* [CHALLENGE 1] Pick out every line in the entries below that contains the string "saak", treating uppercase and lowercase as different.

* [PAGE TEXT]
↓

*MIC CHECK* *TESTING , TESTING 1, 2, 1,2* Alright y'all during the course of a few days beginning right now,(cuz a brotha got shit to do smh) It's time to put faces to contributions, explain origins , revisit who did what and dead myths regarding one of America's favorite genres https://twitter.com/move_over/status/1265053852203614211
It's me, your local Long Island griot and MC, and I'll be correcting the recent historical revisionism regarding who created Hip-Hop and what music it's based off of. You'd have to do some Jedi Mind Trick shit to convince yourself otherwise now lmao: LET'S BEGIN!!
So we'll begin with a definition of Hip-Hop: what is it ? Hip-Hop is defined as- A culture and artform involving four elements: MCing or rapping, DJing or Turntablism , Graffiti and Breakdancing. It has been recorded to have begun in the South Bronx, New York City in the 1970s
I'll be challenging the ahistorical idea that it was one man or one group of non-Black Americans who created the entire genre themselves. While West Indians like Kool Herc played a role, they certainly were not without the help of their Black American comrades and competition
We'll begin with Kool Herc and his 1973 party at 1520 Sedgwick Ave or the "Rec Room" , and we'll discuss how it couldn't have possibly come from one man
DJ Kool Herc, born Clive Campbell in Kingston, Jamaica in 1955, immigrated to the South Bronx in 1967, at age 12. Herc, a long time fan of James Brown, Disco and Funk , first started off in NYC as a *Graffiti artist (we gon revisit this) and threw his first party on 8/11/1973
The party was thrown with the intention of helping his sister younger sister Cindy Campbell raise money for school clothes , as NYC was competitive in everything from fashion to DJing. Kool Herc, 18 at the time, would make his mark along with other DJs in the area.

↑

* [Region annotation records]
↓

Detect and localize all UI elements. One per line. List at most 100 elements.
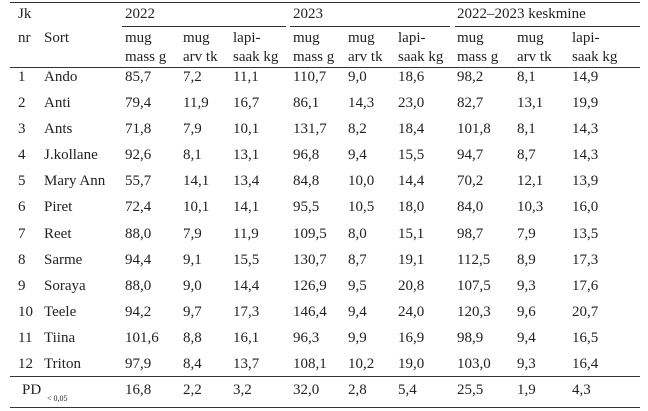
cell: 120,3 [457, 303, 491, 320]
cell: 103,0 [457, 356, 491, 372]
cell: 10,0 [348, 173, 375, 190]
row-label: Piret [44, 199, 73, 216]
row-label: 4 [18, 147, 26, 164]
cell: 2,2 [183, 382, 202, 398]
cell: 7,9 [183, 225, 202, 242]
cell: 82,7 [457, 95, 484, 112]
column-header: mass g [457, 49, 499, 65]
cell: 86,1 [293, 95, 320, 112]
cell: 98,2 [457, 69, 484, 85]
cell: 14,1 [183, 173, 210, 190]
cell: 16,9 [398, 329, 425, 346]
row-label: Ants [44, 121, 73, 138]
cell: 9,0 [183, 277, 202, 294]
cell: 13,1 [517, 95, 544, 112]
row-label: Anti [44, 95, 71, 112]
row-label: Mary Ann [44, 173, 106, 190]
header-cell: Jk [18, 6, 32, 22]
row-label: Teele [44, 303, 77, 320]
row-label: 1 [18, 69, 26, 85]
cell: 16,5 [572, 329, 599, 346]
cell: 1,9 [517, 382, 536, 398]
column-header: saak kg [572, 49, 618, 65]
row-label: Tiina [44, 329, 76, 346]
cell: 9,7 [183, 303, 202, 320]
cell: 107,5 [457, 277, 491, 294]
cell: 16,0 [572, 199, 599, 216]
cell: 88,0 [125, 277, 152, 294]
row-label: Triton [44, 356, 81, 372]
cell: 94,2 [125, 303, 152, 320]
cell: 84,8 [293, 173, 320, 190]
cell: 14,9 [572, 69, 599, 85]
column-header: mug [293, 30, 320, 46]
cell: 9,6 [517, 303, 536, 320]
rule [122, 26, 286, 27]
cell: 14,3 [348, 95, 375, 112]
cell: 16,8 [125, 382, 152, 398]
rule [10, 67, 640, 68]
cell: 85,7 [125, 69, 152, 85]
cell: 14,4 [233, 277, 260, 294]
cell: 23,0 [398, 95, 425, 112]
column-header: mug [457, 30, 484, 46]
column-header: mass g [125, 49, 167, 65]
row-label: 10 [18, 303, 33, 320]
cell: 19,1 [398, 251, 425, 268]
rule [455, 26, 640, 27]
cell: 70,2 [457, 173, 484, 190]
cell: 55,7 [125, 173, 152, 190]
row-label: Sarme [44, 251, 83, 268]
cell: 9,4 [517, 329, 536, 346]
column-header: lapi- [572, 30, 600, 46]
rule [10, 407, 640, 408]
cell: 110,7 [293, 69, 327, 85]
cell: 88,0 [125, 225, 152, 242]
row-label: Soraya [44, 277, 86, 294]
cell: 94,4 [125, 251, 152, 268]
cell: 17,3 [572, 251, 599, 268]
cell: 8,4 [183, 356, 202, 372]
row-label: 2 [18, 95, 26, 112]
cell: 130,7 [293, 251, 327, 268]
cell: 16,1 [233, 329, 260, 346]
column-header: lapi- [233, 30, 261, 46]
cell: 13,7 [233, 356, 260, 372]
cell: 2,8 [348, 382, 367, 398]
cell: 9,5 [348, 277, 367, 294]
row-label: Ando [44, 69, 78, 85]
cell: 18,0 [398, 199, 425, 216]
cell: 14,3 [572, 147, 599, 164]
cell: 8,2 [348, 121, 367, 138]
cell: 7,2 [183, 69, 202, 85]
subscript: < 0,05 [47, 394, 68, 403]
cell: 146,4 [293, 303, 327, 320]
cell: 11,1 [233, 69, 259, 85]
cell: 98,9 [457, 329, 484, 346]
header-cell: Sort [44, 30, 70, 46]
rule [10, 2, 640, 3]
cell: 32,0 [293, 382, 320, 398]
cell: 9,0 [348, 69, 367, 85]
rule [10, 376, 640, 377]
cell: 13,5 [572, 225, 599, 242]
cell: 92,6 [125, 147, 152, 164]
cell: 19,9 [572, 95, 599, 112]
rule [290, 26, 450, 27]
column-header: arv tk [183, 49, 218, 65]
column-header: saak kg [233, 49, 279, 65]
cell: 101,8 [457, 121, 491, 138]
cell: 95,5 [293, 199, 320, 216]
cell: 20,8 [398, 277, 425, 294]
cell: 72,4 [125, 199, 152, 216]
cell: 7,9 [517, 225, 536, 242]
cell: 126,9 [293, 277, 327, 294]
row-label: Reet [44, 225, 72, 242]
row-label: 12 [18, 356, 33, 372]
group-header: 2022–2023 keskmine [457, 6, 586, 22]
column-header: saak kg [398, 49, 444, 65]
column-header: mass g [293, 49, 335, 65]
header-cell: nr [18, 30, 31, 46]
cell: 97,9 [125, 356, 152, 372]
column-header: mug [348, 30, 375, 46]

↑

* [CHALLENGE 2] Decide whether each statement agrees with the Hip-Hop history thread above, answering yes or no and quoting the deciding words: (a) Kool Herc was born in Kingston, Jamaica in 1955. (b) Kool Herc moved to the South Bronx at age 15. (c) The 1973 party was meant to help raise money for school clothes.

* [WORKED ANSWER 1]
column-header: saak kg [572, 49, 618, 65]
column-header: saak kg [233, 49, 279, 65]
column-header: saak kg [398, 49, 444, 65]

* [WORKED ANSWER 2]
(a) Yes: "born Clive Campbell in Kingston, Jamaica in 1955"
(b) No: "immigrated to the South Bronx in 1967, at age 12"
(c) Yes: "raise money for school clothes"